▶ [Written instruction]
Please count the lines below that contain the word "photo", and reply with that number alone.

▶ [Listed entries]
* * * * * * * * *

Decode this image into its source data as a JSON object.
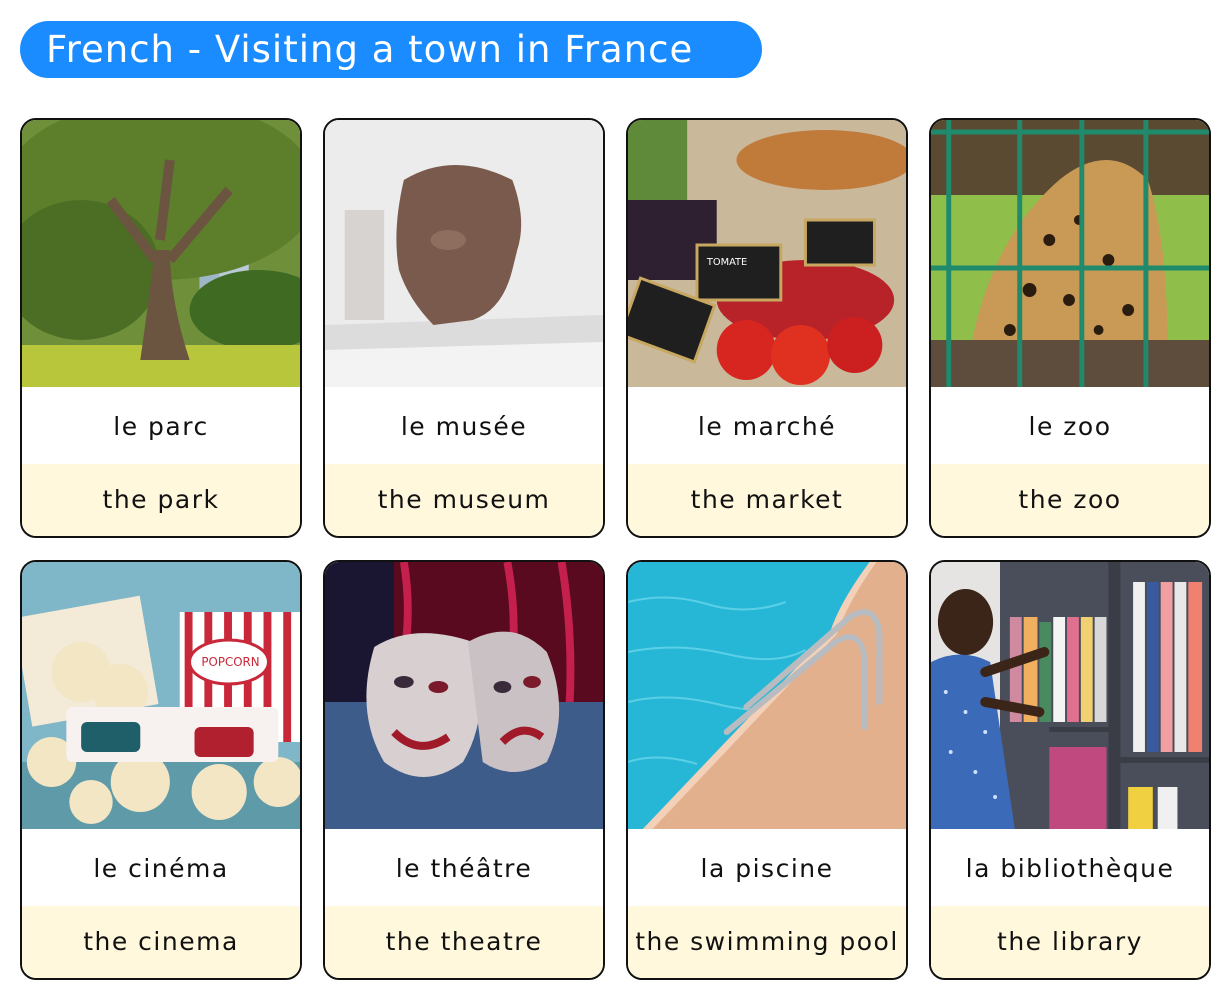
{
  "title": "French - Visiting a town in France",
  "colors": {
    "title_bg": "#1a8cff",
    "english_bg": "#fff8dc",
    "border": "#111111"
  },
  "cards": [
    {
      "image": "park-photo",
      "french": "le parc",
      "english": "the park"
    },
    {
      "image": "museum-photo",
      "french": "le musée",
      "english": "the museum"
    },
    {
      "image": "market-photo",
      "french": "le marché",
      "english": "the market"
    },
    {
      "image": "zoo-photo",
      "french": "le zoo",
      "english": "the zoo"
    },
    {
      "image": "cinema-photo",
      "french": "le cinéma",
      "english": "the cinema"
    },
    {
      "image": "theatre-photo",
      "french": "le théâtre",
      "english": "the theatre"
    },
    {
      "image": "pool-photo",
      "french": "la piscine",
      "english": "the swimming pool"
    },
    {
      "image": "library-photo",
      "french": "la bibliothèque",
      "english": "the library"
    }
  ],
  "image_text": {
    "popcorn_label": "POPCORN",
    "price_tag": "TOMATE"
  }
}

* * * * * * * * *

▶ [Complete response]
8